Figure contents as structured data:
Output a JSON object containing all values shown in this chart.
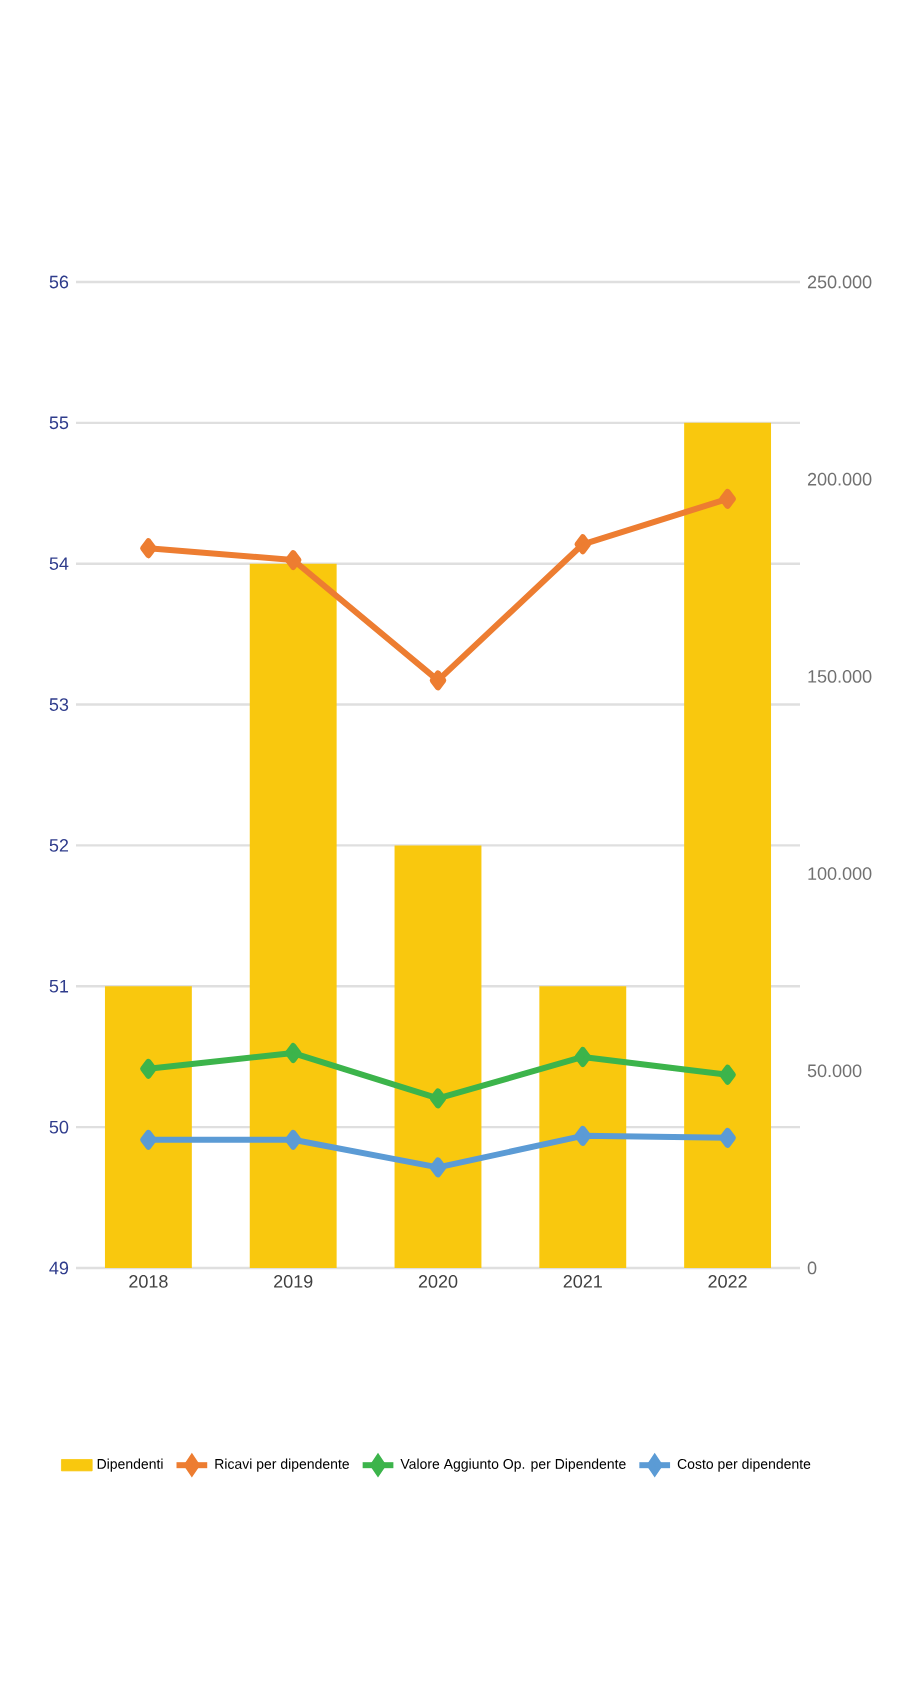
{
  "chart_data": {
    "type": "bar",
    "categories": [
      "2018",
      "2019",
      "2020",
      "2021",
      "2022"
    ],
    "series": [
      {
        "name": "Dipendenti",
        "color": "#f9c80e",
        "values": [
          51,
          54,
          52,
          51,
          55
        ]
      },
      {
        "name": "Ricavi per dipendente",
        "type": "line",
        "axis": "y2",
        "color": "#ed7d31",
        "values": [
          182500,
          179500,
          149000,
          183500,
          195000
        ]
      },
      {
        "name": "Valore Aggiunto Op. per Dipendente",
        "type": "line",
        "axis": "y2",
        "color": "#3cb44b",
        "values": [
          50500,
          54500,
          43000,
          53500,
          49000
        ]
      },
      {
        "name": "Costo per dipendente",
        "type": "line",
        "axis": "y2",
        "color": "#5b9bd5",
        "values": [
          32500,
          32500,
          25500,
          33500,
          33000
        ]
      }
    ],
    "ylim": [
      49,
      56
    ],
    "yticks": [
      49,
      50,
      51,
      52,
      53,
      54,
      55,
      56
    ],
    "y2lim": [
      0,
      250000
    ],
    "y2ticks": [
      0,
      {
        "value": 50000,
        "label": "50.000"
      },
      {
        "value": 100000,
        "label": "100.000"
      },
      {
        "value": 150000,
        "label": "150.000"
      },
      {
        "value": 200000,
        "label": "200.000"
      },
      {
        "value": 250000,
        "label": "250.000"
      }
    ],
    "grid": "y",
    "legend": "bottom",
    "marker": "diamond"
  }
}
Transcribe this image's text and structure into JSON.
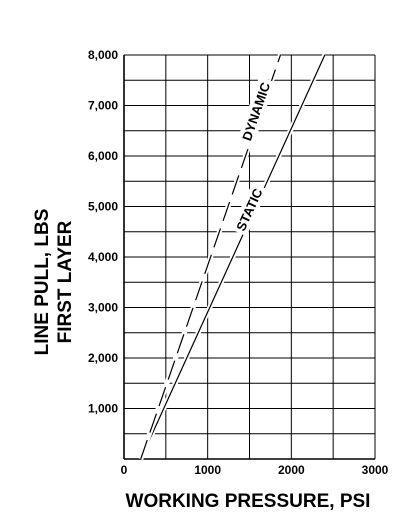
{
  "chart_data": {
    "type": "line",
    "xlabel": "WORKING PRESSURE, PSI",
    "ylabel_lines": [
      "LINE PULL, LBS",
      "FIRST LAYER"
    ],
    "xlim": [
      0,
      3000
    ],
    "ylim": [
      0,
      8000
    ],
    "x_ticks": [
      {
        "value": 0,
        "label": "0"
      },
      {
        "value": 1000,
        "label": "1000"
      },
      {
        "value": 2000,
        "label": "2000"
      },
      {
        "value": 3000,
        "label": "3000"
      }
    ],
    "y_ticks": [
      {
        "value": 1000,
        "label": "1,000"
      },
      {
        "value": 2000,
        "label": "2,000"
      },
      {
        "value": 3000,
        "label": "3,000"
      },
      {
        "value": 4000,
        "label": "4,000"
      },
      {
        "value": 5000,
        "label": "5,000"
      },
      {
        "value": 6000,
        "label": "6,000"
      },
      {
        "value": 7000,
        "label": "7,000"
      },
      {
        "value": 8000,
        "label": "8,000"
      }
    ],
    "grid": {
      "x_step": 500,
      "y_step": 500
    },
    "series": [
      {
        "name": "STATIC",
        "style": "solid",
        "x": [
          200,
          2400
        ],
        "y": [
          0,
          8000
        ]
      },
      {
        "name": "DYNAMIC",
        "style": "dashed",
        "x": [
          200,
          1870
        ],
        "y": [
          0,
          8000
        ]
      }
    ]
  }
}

--

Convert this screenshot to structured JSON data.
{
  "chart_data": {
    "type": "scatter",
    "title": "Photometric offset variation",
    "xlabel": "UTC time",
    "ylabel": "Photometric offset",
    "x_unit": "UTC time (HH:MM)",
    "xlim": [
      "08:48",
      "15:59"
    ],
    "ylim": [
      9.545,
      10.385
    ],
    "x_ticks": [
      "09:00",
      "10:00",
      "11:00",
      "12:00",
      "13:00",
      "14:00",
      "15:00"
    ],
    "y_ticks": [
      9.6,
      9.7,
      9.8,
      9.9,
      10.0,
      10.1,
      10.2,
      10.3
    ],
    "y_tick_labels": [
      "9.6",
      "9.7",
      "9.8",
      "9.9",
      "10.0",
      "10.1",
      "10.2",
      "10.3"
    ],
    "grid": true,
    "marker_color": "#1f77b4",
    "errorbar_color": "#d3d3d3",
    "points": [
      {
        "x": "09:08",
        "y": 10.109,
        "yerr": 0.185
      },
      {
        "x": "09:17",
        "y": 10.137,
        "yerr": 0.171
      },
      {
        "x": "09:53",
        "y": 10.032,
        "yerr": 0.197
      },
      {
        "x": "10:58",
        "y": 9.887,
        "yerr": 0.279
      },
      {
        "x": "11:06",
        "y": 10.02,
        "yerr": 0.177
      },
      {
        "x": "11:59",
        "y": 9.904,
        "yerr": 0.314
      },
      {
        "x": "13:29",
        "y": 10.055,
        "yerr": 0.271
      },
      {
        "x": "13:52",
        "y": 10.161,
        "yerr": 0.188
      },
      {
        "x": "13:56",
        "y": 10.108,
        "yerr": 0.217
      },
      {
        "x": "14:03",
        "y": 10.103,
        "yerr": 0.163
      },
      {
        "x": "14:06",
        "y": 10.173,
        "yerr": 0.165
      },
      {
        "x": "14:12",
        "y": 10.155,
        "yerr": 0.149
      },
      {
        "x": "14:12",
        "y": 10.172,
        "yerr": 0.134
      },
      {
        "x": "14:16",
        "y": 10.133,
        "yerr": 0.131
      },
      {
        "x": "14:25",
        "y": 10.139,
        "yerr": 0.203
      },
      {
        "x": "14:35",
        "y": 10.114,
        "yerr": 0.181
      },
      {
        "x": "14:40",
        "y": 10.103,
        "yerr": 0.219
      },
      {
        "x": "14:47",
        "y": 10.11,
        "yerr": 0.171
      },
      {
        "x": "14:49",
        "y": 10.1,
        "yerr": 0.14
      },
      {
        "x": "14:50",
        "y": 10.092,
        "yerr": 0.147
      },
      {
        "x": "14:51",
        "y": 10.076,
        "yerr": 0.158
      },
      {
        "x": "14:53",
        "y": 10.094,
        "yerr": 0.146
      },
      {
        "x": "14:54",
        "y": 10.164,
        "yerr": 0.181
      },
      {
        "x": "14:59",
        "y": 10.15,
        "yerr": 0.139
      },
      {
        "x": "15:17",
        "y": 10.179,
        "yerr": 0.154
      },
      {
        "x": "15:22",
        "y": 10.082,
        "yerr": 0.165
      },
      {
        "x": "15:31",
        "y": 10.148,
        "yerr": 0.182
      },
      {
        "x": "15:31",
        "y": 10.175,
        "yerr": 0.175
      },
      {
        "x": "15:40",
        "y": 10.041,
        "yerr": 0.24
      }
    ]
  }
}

==

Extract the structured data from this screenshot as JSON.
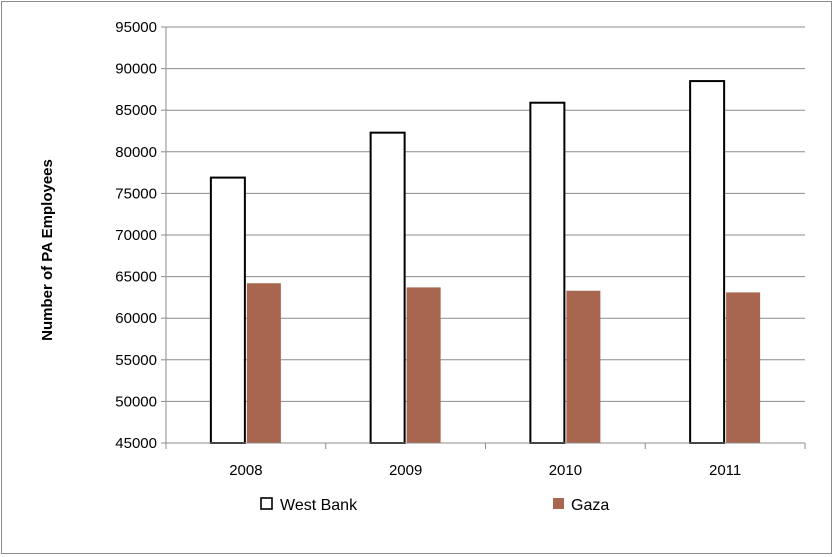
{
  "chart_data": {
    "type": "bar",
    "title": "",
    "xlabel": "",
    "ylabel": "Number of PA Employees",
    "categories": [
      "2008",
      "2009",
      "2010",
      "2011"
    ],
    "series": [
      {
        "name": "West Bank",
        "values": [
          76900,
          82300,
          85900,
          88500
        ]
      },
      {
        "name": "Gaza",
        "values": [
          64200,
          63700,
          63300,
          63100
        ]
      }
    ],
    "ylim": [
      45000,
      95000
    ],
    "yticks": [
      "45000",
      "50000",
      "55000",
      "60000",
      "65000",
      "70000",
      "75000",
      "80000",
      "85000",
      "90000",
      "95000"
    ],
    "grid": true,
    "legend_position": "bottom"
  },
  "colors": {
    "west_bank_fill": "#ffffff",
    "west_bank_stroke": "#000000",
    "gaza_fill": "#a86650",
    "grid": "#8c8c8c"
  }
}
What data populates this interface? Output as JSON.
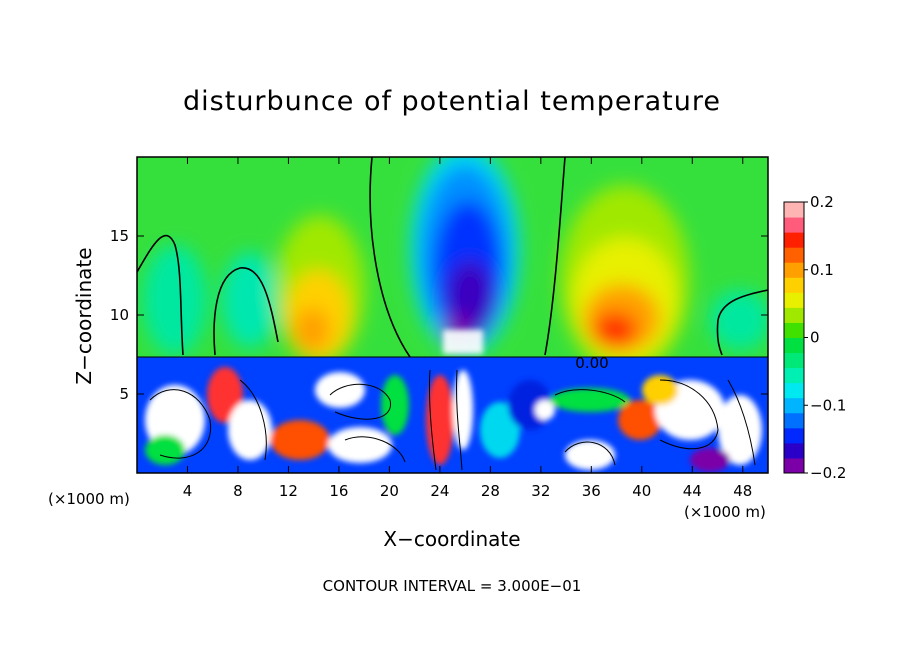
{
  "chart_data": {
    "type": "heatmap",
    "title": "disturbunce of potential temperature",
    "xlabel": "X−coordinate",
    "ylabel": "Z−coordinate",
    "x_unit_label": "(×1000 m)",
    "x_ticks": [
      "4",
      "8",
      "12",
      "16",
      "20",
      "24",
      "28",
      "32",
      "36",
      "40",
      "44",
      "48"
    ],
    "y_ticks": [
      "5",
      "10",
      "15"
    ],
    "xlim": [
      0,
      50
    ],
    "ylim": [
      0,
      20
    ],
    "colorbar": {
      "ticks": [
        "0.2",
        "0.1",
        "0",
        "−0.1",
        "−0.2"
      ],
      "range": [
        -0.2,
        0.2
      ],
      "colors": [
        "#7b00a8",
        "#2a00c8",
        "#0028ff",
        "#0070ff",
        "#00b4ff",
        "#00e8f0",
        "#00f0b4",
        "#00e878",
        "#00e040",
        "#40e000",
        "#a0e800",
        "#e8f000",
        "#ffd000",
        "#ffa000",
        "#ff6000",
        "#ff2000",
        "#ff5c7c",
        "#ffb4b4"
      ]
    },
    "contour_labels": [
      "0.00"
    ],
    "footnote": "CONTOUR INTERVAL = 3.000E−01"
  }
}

- **Task to carry out**
Return the lines of the records that include the string "coordinate".

- **The output**
    "xlabel": "X−coordinate",
    "ylabel": "Z−coordinate",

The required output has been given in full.